--- PASSAGE FOR REVIEW Enclosed Below ---
Another example of corruption was the approval given by National Congress for the cancellation of more than USD 250 million in debts in favour of defaulting farmers, above all coffee producers, among whom the main beneficiaries were members of the political class including the President of the Congress, who had one of the highest debts. Another scandal, which became the number one story in the press, involved Mario Facusse, a National Party member and current President of the Central American Parliament, who was prosecuted by the Director of Public Prosecutions for the alleged purchase of state land at artificially low prices.

In 2003 some members of the National Congress and the Central American Parliament were revealed to have links to drug trafficking, but the law has been unable to completely clarify the facts and it is very probable that corruption and impunity will prevail. According to recent reports, one of those tried for the crime of drug trafficking was sentenced to 15 years imprisonment, but this does not guarantee that all those involved, some of whom have powerful political connections, will be brought to justice.

The legal system itself is also involved in cases of corruption. Judge Blanca Valladares, a member of the Supreme Court of Justice, resigned alleging that there existed corrupt practices and that in certain cases decisions were biased in favour of government groups. The judiciary has also been criticised for the case of the seven official pardons granted to former President Rafael Callejas, who is accused of corruption and abuse of power.

Another area in which the inadequate functioning of the legal system is generating insecurity concerns gender discrimination in access to justice. Cases of domestic violence make up 60% of the total cases of violence and delinquency reported to the Preventive Police, indicating the serious scale of the problem. In the two biggest cities in the country, Tegucigalpa and San Pedro Sula, only 10% of cases in which legal proceedings are initiated result in a sentence, with low income women being most disadvantaged. One of the obstacles to women pursuing their cases are the high costs that they have to pay to get summonses issued against the guilty parties, although the law clearly states that this procedure should be free of charge.

Civil society: faced with the Government’s monologue

In 2003, the Presidency was assailed by intense social and labour conflict, above all in the teaching and medical professions, where the unions oppose the abolition of the statutes governing professional and trade unions and the freezing of salaries, a measure required by the IMF as one of the conditions for signing a letter of intent.

In 2003, in the midst of rebellion by some of its Members of Parliament and a breakdown in the alliance with the Christian Democrats, the Government initiated a National Dialogue which many sectors considered inopportune or overdue, and which the majority of civil society organisations called a “monologue”. One of the main weaknesses of the dialogue was that it did not consider short or medium term solutions to the nation’s problems. Several civil society organisations and opposition political parties withdrew from the talks.
--- End of Enclosed PASSAGE FOR REVIEW ---
• WORK INSTRUCTION 1
Answer these questions from the passage on corruption:
(a) What share of the total cases of violence and delinquency reported to the Preventive Police are cases of domestic violence?
(b) To how many years of imprisonment was one of those tried for drug trafficking sentenced?
(c) What did the majority of civil society organisations call the National Dialogue?
• WORK INSTRUCTION 2
Reproduce part of the passage on corruption word for word. Begin at the words "Another example of" and stop after "artificially low prices.".
--- SUPPLIED INFORMATION Enclosed Below ---
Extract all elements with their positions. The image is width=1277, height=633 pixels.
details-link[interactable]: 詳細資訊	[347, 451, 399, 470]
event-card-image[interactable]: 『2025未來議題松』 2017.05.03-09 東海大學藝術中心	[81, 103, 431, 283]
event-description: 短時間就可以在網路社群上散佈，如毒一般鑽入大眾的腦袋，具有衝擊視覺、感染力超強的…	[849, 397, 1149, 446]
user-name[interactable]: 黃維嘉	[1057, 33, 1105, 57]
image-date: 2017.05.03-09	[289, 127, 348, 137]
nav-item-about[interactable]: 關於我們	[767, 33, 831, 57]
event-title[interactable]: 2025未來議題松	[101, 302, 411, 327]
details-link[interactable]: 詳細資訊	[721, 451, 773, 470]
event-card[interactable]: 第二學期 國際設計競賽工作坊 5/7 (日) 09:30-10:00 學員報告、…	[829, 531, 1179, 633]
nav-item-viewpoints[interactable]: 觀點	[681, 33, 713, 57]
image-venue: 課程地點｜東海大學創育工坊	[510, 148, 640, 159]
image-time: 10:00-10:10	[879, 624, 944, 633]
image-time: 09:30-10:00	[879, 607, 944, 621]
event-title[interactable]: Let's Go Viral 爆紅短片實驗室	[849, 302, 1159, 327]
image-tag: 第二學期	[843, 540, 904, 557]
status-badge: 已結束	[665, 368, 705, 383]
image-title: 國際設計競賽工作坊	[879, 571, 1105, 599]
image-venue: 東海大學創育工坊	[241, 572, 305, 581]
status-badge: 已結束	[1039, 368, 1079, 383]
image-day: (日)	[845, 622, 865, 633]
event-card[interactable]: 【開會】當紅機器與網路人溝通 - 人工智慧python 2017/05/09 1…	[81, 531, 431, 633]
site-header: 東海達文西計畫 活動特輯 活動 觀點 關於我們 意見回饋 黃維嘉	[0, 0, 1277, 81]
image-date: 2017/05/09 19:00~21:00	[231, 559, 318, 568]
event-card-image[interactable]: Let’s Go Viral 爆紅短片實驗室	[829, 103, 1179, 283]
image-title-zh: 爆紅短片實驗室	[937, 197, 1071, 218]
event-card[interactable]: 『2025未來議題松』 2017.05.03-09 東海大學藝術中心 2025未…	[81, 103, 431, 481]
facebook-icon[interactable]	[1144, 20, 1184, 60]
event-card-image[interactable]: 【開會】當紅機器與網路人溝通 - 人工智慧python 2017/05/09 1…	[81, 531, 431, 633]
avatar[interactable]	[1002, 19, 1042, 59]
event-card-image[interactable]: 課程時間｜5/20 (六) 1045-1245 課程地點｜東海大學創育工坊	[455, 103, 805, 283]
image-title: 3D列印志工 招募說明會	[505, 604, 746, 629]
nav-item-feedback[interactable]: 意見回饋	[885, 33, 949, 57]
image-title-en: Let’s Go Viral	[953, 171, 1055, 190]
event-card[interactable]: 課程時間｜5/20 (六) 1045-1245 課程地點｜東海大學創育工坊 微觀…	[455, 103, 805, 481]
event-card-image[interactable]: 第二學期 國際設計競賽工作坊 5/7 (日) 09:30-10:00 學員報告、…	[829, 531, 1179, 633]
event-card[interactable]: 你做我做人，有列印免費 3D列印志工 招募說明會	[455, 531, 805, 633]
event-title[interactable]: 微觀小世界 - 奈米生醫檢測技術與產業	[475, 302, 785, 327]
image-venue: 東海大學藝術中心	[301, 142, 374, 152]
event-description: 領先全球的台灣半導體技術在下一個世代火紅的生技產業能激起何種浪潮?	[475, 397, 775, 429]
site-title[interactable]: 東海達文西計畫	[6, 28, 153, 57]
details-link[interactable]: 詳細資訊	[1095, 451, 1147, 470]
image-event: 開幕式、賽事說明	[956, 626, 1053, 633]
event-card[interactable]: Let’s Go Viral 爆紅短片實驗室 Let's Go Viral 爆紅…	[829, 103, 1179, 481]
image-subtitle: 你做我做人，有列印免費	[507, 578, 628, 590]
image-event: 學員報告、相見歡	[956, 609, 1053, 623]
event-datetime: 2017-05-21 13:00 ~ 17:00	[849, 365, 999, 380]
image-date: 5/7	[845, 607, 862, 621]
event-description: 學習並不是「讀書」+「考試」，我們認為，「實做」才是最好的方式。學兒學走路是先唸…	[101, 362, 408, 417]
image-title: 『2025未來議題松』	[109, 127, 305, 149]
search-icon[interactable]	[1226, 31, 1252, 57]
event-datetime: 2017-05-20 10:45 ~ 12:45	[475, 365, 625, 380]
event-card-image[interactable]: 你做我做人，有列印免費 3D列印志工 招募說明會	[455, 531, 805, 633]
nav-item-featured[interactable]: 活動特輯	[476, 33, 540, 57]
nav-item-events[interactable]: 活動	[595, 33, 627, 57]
--- End of Enclosed SUPPLIED INFORMATION ---
• REPLY 1
(a) 60%
(b) 15 years
(c) A "monologue"

• REPLY 2
Another example of corruption was the approval given by National Congress for the cancellation of more than USD 250 million in debts in favour of defaulting farmers, above all coffee producers, among whom the main beneficiaries were members of the political class including the President of the Congress, who had one of the highest debts. Another scandal, which became the number one story in the press, involved Mario Facusse, a National Party member and current President of the Central American Parliament, who was prosecuted by the Director of Public Prosecutions for the alleged purchase of state land at artificially low prices.